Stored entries
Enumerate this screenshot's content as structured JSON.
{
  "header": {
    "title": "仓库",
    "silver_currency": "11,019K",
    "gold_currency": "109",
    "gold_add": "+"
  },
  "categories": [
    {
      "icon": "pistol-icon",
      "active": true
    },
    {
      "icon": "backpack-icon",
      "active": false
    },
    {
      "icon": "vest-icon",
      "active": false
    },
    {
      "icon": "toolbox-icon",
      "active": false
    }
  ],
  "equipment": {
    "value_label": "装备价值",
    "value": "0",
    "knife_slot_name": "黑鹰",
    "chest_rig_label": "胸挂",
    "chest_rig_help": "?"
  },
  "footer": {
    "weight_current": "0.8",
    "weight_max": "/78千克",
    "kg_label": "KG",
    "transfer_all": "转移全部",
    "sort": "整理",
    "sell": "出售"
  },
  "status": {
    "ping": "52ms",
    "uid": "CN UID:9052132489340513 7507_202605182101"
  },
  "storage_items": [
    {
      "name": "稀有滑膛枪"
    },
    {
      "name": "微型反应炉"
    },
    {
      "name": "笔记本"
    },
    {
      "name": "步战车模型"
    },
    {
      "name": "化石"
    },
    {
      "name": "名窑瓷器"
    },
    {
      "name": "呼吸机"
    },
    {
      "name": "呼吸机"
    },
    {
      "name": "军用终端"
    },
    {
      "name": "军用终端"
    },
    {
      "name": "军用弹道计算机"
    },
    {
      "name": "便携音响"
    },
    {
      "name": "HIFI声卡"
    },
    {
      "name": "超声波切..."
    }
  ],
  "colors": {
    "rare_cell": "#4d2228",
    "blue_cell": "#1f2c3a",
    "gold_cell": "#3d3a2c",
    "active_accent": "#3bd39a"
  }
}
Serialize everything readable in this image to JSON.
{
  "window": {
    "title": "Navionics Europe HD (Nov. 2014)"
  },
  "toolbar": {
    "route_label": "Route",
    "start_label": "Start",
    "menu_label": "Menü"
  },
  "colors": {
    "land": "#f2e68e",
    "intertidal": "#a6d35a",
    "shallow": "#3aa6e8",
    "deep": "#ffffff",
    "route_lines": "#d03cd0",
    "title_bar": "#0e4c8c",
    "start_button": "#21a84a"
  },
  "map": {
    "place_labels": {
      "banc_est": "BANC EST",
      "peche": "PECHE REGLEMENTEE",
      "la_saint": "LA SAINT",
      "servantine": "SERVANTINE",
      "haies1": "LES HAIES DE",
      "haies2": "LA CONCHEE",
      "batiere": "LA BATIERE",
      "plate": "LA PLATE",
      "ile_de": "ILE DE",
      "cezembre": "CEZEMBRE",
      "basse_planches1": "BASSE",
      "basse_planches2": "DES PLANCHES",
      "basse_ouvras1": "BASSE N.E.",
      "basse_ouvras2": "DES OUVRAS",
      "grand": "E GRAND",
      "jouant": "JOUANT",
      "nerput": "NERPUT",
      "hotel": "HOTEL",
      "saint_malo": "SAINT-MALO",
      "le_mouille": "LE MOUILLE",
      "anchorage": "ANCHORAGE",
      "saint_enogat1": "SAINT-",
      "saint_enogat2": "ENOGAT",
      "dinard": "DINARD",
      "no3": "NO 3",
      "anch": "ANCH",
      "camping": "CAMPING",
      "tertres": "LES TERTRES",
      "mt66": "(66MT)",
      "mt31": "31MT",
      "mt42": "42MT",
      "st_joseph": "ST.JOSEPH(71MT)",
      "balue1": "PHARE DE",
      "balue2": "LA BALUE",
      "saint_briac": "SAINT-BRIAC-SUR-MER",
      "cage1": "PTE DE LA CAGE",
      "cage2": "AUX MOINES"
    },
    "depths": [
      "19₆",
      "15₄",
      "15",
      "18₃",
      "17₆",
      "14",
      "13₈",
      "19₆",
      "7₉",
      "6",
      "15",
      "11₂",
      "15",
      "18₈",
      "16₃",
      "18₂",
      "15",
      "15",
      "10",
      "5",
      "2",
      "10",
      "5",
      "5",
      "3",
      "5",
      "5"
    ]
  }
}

» Given exercise
The answer must consist solely of the number of lines in the entries that contain the word "icon".

» Result of the task
4